__PROBLEM STATEMENT__
Scan the entries below and count the lines holding the string "clarity". Supply only the number.
[RECORDS TO USE start]
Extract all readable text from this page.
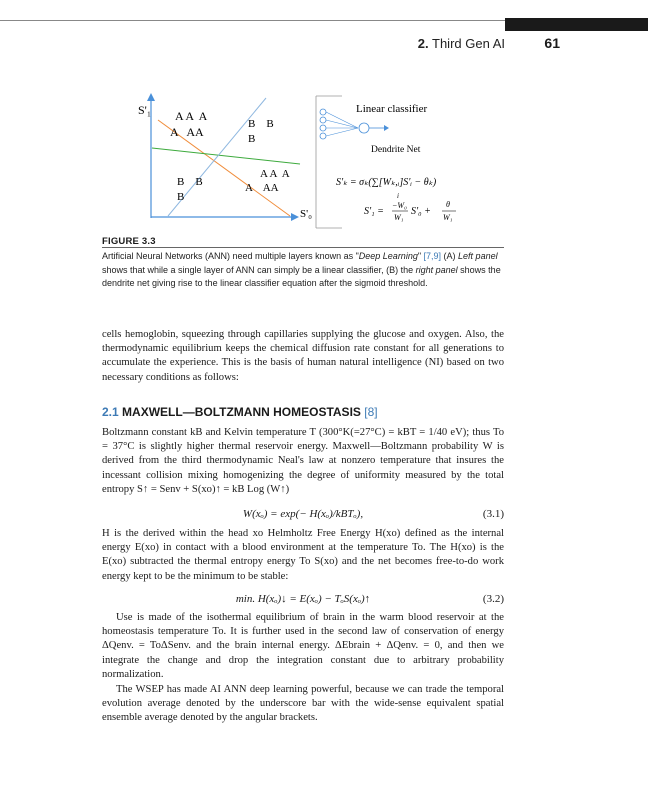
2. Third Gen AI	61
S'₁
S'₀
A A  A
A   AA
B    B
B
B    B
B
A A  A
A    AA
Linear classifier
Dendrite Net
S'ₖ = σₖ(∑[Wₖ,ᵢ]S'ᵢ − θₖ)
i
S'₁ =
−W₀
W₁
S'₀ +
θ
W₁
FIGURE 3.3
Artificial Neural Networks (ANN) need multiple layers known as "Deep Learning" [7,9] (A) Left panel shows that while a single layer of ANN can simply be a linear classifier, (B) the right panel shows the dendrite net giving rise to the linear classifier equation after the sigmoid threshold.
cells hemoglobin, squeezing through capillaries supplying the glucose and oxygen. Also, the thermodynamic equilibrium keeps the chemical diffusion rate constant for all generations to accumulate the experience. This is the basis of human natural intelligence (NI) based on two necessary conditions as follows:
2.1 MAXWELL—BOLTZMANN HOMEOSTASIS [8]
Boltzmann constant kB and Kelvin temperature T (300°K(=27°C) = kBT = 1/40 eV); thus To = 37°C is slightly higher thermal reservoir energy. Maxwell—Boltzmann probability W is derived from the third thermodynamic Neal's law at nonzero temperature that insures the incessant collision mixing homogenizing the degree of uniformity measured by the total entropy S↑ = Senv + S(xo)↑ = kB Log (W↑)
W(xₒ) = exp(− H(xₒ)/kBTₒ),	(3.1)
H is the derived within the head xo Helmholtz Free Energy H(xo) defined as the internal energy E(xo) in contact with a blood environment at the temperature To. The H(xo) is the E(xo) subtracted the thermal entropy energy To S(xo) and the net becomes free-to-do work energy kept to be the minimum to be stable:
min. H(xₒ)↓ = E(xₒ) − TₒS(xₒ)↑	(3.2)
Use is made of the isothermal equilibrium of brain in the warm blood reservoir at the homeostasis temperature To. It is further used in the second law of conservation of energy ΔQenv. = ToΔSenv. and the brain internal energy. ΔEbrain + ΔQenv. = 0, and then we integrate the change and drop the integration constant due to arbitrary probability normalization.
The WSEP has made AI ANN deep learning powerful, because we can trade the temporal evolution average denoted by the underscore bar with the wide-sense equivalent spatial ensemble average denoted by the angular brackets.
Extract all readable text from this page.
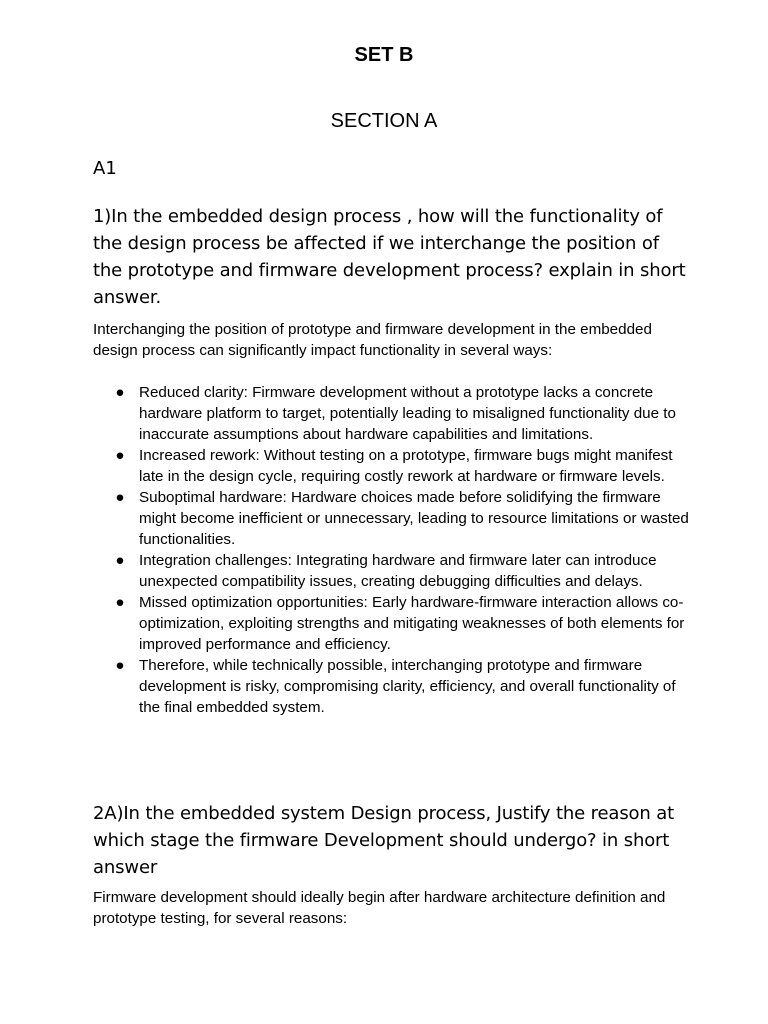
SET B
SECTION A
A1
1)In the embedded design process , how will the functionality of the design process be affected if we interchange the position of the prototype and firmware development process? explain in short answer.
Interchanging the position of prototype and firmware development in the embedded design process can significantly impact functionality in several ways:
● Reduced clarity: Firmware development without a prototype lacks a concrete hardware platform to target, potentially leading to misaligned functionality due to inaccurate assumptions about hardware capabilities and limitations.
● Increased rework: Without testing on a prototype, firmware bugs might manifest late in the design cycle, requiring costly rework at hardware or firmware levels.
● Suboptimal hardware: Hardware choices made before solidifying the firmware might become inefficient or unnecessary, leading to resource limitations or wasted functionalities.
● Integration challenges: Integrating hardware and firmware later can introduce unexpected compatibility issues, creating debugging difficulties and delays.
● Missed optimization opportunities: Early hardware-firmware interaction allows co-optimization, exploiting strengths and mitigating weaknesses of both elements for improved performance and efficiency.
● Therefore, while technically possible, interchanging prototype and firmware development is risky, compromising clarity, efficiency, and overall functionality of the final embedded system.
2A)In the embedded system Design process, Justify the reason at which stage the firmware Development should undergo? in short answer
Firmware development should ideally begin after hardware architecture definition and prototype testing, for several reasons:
[RECORDS TO USE end]
__IN RESPONSE__
2